> _DATA EXTRACT_
####################

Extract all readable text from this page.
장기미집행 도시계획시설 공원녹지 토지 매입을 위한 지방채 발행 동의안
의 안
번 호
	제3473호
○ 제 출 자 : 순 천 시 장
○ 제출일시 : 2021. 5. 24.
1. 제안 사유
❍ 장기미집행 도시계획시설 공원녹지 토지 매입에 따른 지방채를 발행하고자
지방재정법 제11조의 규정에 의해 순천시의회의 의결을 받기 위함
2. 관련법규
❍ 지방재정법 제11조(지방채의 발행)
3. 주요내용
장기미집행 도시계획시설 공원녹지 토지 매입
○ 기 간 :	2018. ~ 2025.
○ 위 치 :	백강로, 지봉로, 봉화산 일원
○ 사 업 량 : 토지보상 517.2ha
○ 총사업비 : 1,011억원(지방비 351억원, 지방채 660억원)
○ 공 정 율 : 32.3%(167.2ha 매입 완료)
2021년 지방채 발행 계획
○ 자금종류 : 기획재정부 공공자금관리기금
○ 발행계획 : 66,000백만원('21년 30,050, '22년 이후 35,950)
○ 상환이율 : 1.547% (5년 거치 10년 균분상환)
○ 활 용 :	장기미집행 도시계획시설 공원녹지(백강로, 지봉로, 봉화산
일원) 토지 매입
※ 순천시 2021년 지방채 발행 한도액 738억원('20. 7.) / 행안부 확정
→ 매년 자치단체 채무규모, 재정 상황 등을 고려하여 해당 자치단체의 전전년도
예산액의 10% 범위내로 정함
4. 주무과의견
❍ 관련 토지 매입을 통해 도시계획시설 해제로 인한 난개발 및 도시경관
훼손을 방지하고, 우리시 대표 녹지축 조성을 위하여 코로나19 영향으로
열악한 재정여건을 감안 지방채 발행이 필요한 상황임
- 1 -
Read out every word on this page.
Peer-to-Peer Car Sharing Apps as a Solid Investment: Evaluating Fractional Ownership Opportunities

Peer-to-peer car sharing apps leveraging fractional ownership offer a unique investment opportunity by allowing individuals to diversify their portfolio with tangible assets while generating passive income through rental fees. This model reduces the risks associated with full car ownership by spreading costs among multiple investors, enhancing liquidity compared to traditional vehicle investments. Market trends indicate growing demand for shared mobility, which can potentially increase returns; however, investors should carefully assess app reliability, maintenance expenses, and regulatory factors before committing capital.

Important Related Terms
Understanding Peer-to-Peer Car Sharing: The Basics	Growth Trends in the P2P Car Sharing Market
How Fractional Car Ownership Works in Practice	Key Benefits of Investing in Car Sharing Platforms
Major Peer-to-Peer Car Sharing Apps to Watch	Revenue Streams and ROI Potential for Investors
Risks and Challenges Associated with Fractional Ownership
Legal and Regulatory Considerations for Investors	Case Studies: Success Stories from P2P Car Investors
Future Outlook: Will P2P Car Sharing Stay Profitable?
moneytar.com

####################

> _SET TASK_
Retype the data exactly as given.

> _CORRECT ANSWER_
Extract all readable text from this page.
장기미집행 도시계획시설 공원녹지 토지 매입을 위한 지방채 발행 동의안
의 안
번 호
	제3473호
○ 제 출 자 : 순 천 시 장
○ 제출일시 : 2021. 5. 24.
1. 제안 사유
❍ 장기미집행 도시계획시설 공원녹지 토지 매입에 따른 지방채를 발행하고자
지방재정법 제11조의 규정에 의해 순천시의회의 의결을 받기 위함
2. 관련법규
❍ 지방재정법 제11조(지방채의 발행)
3. 주요내용
장기미집행 도시계획시설 공원녹지 토지 매입
○ 기 간 :	2018. ~ 2025.
○ 위 치 :	백강로, 지봉로, 봉화산 일원
○ 사 업 량 : 토지보상 517.2ha
○ 총사업비 : 1,011억원(지방비 351억원, 지방채 660억원)
○ 공 정 율 : 32.3%(167.2ha 매입 완료)
2021년 지방채 발행 계획
○ 자금종류 : 기획재정부 공공자금관리기금
○ 발행계획 : 66,000백만원('21년 30,050, '22년 이후 35,950)
○ 상환이율 : 1.547% (5년 거치 10년 균분상환)
○ 활 용 :	장기미집행 도시계획시설 공원녹지(백강로, 지봉로, 봉화산
일원) 토지 매입
※ 순천시 2021년 지방채 발행 한도액 738억원('20. 7.) / 행안부 확정
→ 매년 자치단체 채무규모, 재정 상황 등을 고려하여 해당 자치단체의 전전년도
예산액의 10% 범위내로 정함
4. 주무과의견
❍ 관련 토지 매입을 통해 도시계획시설 해제로 인한 난개발 및 도시경관
훼손을 방지하고, 우리시 대표 녹지축 조성을 위하여 코로나19 영향으로
열악한 재정여건을 감안 지방채 발행이 필요한 상황임
- 1 -
Read out every word on this page.
Peer-to-Peer Car Sharing Apps as a Solid Investment: Evaluating Fractional Ownership Opportunities

Peer-to-peer car sharing apps leveraging fractional ownership offer a unique investment opportunity by allowing individuals to diversify their portfolio with tangible assets while generating passive income through rental fees. This model reduces the risks associated with full car ownership by spreading costs among multiple investors, enhancing liquidity compared to traditional vehicle investments. Market trends indicate growing demand for shared mobility, which can potentially increase returns; however, investors should carefully assess app reliability, maintenance expenses, and regulatory factors before committing capital.

Important Related Terms
Understanding Peer-to-Peer Car Sharing: The Basics	Growth Trends in the P2P Car Sharing Market
How Fractional Car Ownership Works in Practice	Key Benefits of Investing in Car Sharing Platforms
Major Peer-to-Peer Car Sharing Apps to Watch	Revenue Streams and ROI Potential for Investors
Risks and Challenges Associated with Fractional Ownership
Legal and Regulatory Considerations for Investors	Case Studies: Success Stories from P2P Car Investors
Future Outlook: Will P2P Car Sharing Stay Profitable?
moneytar.com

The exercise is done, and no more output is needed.